▶ Exercise brief: Find "Give me the" in the data below; transcribe the line it appears on and each line after it, exactly, to the end, and nothing else.

▶ Records supplied:
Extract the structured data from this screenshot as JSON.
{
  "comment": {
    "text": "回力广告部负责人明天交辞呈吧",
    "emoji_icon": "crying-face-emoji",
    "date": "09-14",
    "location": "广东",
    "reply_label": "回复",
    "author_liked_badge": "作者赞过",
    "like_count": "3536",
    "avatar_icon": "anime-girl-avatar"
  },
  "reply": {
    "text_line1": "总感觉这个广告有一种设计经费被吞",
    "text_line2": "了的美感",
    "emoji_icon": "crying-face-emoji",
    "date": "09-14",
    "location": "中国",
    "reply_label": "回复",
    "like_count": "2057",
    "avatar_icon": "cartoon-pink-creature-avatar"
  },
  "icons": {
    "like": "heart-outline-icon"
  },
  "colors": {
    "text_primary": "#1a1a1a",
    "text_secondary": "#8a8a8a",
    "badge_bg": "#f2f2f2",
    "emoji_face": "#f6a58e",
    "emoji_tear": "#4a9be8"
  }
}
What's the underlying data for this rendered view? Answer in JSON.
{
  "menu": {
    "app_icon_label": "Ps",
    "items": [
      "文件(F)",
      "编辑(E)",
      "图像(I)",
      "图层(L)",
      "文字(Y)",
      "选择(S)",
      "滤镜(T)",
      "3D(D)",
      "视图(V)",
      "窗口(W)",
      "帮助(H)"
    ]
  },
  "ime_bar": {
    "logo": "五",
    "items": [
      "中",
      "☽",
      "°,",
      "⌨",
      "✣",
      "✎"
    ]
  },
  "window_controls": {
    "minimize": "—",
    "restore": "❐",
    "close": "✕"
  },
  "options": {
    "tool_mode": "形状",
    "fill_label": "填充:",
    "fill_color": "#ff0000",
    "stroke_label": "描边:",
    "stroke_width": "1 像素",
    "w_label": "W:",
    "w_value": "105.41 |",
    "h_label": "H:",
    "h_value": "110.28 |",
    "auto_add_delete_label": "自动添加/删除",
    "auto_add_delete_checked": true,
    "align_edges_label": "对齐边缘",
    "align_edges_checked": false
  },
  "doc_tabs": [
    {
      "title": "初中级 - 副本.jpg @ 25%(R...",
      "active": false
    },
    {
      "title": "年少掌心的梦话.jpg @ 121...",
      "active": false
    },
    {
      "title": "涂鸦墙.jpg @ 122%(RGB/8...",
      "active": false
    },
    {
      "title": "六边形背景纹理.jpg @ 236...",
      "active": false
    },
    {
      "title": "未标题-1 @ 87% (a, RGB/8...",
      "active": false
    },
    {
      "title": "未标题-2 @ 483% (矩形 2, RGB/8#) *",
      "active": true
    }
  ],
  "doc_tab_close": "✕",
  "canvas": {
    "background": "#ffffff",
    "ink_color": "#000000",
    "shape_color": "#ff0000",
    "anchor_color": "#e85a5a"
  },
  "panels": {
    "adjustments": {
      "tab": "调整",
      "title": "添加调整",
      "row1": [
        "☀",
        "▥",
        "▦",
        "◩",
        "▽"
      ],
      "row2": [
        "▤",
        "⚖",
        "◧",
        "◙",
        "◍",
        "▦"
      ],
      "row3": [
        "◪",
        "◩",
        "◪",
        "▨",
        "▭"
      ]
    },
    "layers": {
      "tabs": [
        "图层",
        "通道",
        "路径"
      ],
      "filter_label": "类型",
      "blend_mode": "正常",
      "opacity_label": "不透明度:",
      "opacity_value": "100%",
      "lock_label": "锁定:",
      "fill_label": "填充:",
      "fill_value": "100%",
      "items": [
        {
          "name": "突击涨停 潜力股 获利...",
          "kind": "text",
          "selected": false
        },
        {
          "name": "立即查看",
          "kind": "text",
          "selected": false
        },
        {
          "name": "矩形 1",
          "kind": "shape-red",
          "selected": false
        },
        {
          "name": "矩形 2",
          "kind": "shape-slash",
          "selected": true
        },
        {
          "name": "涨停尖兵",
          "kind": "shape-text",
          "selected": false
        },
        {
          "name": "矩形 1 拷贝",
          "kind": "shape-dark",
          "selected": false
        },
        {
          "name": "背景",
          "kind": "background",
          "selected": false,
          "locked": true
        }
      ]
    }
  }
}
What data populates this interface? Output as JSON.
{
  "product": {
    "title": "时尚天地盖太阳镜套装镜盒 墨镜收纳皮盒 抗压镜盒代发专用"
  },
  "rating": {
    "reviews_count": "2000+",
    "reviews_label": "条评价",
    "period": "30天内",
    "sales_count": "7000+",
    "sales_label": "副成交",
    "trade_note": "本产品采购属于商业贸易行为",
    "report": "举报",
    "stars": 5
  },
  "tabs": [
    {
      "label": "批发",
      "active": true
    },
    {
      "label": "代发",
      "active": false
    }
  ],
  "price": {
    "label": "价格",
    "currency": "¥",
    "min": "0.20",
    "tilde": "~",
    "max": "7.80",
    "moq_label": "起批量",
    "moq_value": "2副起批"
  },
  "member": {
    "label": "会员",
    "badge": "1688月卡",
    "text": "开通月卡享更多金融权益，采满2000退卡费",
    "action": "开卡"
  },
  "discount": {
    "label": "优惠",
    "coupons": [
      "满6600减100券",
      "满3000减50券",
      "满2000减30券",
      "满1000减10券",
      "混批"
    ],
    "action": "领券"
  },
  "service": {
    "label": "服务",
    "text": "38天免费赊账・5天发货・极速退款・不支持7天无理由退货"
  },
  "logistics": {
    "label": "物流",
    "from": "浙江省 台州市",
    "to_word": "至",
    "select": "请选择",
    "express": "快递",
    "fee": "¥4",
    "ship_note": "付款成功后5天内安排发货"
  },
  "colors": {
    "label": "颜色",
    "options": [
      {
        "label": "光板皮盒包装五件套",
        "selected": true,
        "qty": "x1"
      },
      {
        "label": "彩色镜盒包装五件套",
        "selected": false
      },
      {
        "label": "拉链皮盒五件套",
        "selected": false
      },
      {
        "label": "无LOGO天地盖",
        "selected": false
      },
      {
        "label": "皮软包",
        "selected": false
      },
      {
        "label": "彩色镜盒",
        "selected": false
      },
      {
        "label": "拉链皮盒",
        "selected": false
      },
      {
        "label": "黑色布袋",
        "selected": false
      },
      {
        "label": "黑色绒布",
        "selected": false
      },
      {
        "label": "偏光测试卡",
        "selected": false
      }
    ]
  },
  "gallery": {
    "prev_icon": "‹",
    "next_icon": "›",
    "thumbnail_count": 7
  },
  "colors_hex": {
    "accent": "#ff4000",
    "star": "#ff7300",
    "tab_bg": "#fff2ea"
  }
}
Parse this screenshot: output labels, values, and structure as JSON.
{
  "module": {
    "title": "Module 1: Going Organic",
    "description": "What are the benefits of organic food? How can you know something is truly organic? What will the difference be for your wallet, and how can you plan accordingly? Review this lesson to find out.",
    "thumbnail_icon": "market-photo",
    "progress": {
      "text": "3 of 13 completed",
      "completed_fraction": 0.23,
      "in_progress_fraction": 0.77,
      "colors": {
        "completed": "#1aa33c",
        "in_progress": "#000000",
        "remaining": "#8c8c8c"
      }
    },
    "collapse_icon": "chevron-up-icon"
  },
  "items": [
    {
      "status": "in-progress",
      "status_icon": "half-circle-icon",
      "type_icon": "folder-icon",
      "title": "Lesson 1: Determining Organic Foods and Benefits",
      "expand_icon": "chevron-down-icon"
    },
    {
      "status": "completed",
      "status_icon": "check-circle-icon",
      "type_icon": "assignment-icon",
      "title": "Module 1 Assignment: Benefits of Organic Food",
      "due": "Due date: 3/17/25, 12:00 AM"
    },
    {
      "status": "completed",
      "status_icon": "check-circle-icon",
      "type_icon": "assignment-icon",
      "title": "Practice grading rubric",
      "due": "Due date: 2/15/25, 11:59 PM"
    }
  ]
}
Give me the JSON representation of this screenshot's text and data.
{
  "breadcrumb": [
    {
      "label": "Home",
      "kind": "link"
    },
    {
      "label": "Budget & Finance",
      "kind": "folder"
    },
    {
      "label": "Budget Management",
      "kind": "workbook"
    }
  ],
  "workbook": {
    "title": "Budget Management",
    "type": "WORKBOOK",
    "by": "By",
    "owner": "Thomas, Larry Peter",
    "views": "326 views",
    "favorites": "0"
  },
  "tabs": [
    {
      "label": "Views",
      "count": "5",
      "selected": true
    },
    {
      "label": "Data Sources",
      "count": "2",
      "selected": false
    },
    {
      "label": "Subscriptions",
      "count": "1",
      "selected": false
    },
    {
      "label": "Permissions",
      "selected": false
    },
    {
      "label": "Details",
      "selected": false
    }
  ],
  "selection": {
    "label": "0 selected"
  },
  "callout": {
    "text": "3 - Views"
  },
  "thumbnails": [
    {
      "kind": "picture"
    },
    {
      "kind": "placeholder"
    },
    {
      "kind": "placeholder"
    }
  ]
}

▶ Task result:
Give me the JSON representation of this screenshot's text and data.
{
  "breadcrumb": [
    {
      "label": "Home",
      "kind": "link"
    },
    {
      "label": "Budget & Finance",
      "kind": "folder"
    },
    {
      "label": "Budget Management",
      "kind": "workbook"
    }
  ],
  "workbook": {
    "title": "Budget Management",
    "type": "WORKBOOK",
    "by": "By",
    "owner": "Thomas, Larry Peter",
    "views": "326 views",
    "favorites": "0"
  },
  "tabs": [
    {
      "label": "Views",
      "count": "5",
      "selected": true
    },
    {
      "label": "Data Sources",
      "count": "2",
      "selected": false
    },
    {
      "label": "Subscriptions",
      "count": "1",
      "selected": false
    },
    {
      "label": "Permissions",
      "selected": false
    },
    {
      "label": "Details",
      "selected": false
    }
  ],
  "selection": {
    "label": "0 selected"
  },
  "callout": {
    "text": "3 - Views"
  },
  "thumbnails": [
    {
      "kind": "picture"
    },
    {
      "kind": "placeholder"
    },
    {
      "kind": "placeholder"
    }
  ]
}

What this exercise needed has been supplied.